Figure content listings
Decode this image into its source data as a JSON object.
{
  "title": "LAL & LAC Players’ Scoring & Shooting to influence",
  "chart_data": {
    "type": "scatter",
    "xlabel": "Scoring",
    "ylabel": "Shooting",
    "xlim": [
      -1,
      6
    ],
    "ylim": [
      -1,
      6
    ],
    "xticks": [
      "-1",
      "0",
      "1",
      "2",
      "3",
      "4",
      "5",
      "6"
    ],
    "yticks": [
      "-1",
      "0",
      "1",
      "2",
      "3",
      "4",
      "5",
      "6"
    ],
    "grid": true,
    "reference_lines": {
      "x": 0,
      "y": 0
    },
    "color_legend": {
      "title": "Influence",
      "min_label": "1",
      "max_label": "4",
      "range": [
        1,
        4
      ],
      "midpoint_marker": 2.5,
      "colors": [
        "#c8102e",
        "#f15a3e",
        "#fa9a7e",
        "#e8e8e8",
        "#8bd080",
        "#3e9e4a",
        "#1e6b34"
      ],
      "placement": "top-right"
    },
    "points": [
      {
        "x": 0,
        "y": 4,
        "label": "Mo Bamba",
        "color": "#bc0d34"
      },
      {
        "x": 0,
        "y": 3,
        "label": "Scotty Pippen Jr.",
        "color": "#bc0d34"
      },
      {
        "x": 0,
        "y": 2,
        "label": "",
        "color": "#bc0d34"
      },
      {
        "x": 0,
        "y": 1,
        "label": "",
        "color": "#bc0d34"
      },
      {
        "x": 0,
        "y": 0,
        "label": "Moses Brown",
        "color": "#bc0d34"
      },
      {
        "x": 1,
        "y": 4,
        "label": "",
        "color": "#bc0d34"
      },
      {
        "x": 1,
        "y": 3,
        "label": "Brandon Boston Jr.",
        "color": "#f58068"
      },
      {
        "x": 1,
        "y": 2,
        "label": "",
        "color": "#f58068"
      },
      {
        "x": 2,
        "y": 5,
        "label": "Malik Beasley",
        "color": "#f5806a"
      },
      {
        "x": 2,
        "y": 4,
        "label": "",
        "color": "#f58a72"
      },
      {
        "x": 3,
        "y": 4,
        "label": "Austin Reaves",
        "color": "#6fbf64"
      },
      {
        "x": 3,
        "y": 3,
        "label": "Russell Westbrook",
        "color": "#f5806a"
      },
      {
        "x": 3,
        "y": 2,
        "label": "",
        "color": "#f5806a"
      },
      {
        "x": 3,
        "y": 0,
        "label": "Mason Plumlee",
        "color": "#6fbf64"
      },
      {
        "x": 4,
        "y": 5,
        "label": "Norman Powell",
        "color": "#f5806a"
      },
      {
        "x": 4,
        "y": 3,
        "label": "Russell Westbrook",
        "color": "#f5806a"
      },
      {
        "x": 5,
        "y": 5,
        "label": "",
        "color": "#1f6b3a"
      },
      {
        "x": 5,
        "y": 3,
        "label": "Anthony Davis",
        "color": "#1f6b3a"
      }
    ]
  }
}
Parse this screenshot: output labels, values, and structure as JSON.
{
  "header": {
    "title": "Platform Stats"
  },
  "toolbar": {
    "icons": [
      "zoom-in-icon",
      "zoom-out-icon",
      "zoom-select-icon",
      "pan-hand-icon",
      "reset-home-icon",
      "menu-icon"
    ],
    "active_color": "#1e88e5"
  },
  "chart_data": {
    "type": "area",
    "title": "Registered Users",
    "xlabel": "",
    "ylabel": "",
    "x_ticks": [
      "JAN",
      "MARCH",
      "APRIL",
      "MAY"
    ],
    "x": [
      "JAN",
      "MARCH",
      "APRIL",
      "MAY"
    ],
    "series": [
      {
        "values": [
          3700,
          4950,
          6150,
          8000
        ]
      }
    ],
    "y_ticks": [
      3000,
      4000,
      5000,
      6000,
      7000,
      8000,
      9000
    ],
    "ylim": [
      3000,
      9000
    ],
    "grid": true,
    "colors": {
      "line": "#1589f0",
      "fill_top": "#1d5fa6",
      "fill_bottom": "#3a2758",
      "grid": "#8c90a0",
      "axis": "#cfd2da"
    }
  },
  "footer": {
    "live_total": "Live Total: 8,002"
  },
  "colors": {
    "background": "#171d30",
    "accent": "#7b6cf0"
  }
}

[TASK INSTRUCTIONS] Reproduce each record shown above without altering a single word.

[THE REPLY]
Decode this image into its source data as a JSON object.
{
  "title": "LAL & LAC Players’ Scoring & Shooting to influence",
  "chart_data": {
    "type": "scatter",
    "xlabel": "Scoring",
    "ylabel": "Shooting",
    "xlim": [
      -1,
      6
    ],
    "ylim": [
      -1,
      6
    ],
    "xticks": [
      "-1",
      "0",
      "1",
      "2",
      "3",
      "4",
      "5",
      "6"
    ],
    "yticks": [
      "-1",
      "0",
      "1",
      "2",
      "3",
      "4",
      "5",
      "6"
    ],
    "grid": true,
    "reference_lines": {
      "x": 0,
      "y": 0
    },
    "color_legend": {
      "title": "Influence",
      "min_label": "1",
      "max_label": "4",
      "range": [
        1,
        4
      ],
      "midpoint_marker": 2.5,
      "colors": [
        "#c8102e",
        "#f15a3e",
        "#fa9a7e",
        "#e8e8e8",
        "#8bd080",
        "#3e9e4a",
        "#1e6b34"
      ],
      "placement": "top-right"
    },
    "points": [
      {
        "x": 0,
        "y": 4,
        "label": "Mo Bamba",
        "color": "#bc0d34"
      },
      {
        "x": 0,
        "y": 3,
        "label": "Scotty Pippen Jr.",
        "color": "#bc0d34"
      },
      {
        "x": 0,
        "y": 2,
        "label": "",
        "color": "#bc0d34"
      },
      {
        "x": 0,
        "y": 1,
        "label": "",
        "color": "#bc0d34"
      },
      {
        "x": 0,
        "y": 0,
        "label": "Moses Brown",
        "color": "#bc0d34"
      },
      {
        "x": 1,
        "y": 4,
        "label": "",
        "color": "#bc0d34"
      },
      {
        "x": 1,
        "y": 3,
        "label": "Brandon Boston Jr.",
        "color": "#f58068"
      },
      {
        "x": 1,
        "y": 2,
        "label": "",
        "color": "#f58068"
      },
      {
        "x": 2,
        "y": 5,
        "label": "Malik Beasley",
        "color": "#f5806a"
      },
      {
        "x": 2,
        "y": 4,
        "label": "",
        "color": "#f58a72"
      },
      {
        "x": 3,
        "y": 4,
        "label": "Austin Reaves",
        "color": "#6fbf64"
      },
      {
        "x": 3,
        "y": 3,
        "label": "Russell Westbrook",
        "color": "#f5806a"
      },
      {
        "x": 3,
        "y": 2,
        "label": "",
        "color": "#f5806a"
      },
      {
        "x": 3,
        "y": 0,
        "label": "Mason Plumlee",
        "color": "#6fbf64"
      },
      {
        "x": 4,
        "y": 5,
        "label": "Norman Powell",
        "color": "#f5806a"
      },
      {
        "x": 4,
        "y": 3,
        "label": "Russell Westbrook",
        "color": "#f5806a"
      },
      {
        "x": 5,
        "y": 5,
        "label": "",
        "color": "#1f6b3a"
      },
      {
        "x": 5,
        "y": 3,
        "label": "Anthony Davis",
        "color": "#1f6b3a"
      }
    ]
  }
}
Parse this screenshot: output labels, values, and structure as JSON.
{
  "header": {
    "title": "Platform Stats"
  },
  "toolbar": {
    "icons": [
      "zoom-in-icon",
      "zoom-out-icon",
      "zoom-select-icon",
      "pan-hand-icon",
      "reset-home-icon",
      "menu-icon"
    ],
    "active_color": "#1e88e5"
  },
  "chart_data": {
    "type": "area",
    "title": "Registered Users",
    "xlabel": "",
    "ylabel": "",
    "x_ticks": [
      "JAN",
      "MARCH",
      "APRIL",
      "MAY"
    ],
    "x": [
      "JAN",
      "MARCH",
      "APRIL",
      "MAY"
    ],
    "series": [
      {
        "values": [
          3700,
          4950,
          6150,
          8000
        ]
      }
    ],
    "y_ticks": [
      3000,
      4000,
      5000,
      6000,
      7000,
      8000,
      9000
    ],
    "ylim": [
      3000,
      9000
    ],
    "grid": true,
    "colors": {
      "line": "#1589f0",
      "fill_top": "#1d5fa6",
      "fill_bottom": "#3a2758",
      "grid": "#8c90a0",
      "axis": "#cfd2da"
    }
  },
  "footer": {
    "live_total": "Live Total: 8,002"
  },
  "colors": {
    "background": "#171d30",
    "accent": "#7b6cf0"
  }
}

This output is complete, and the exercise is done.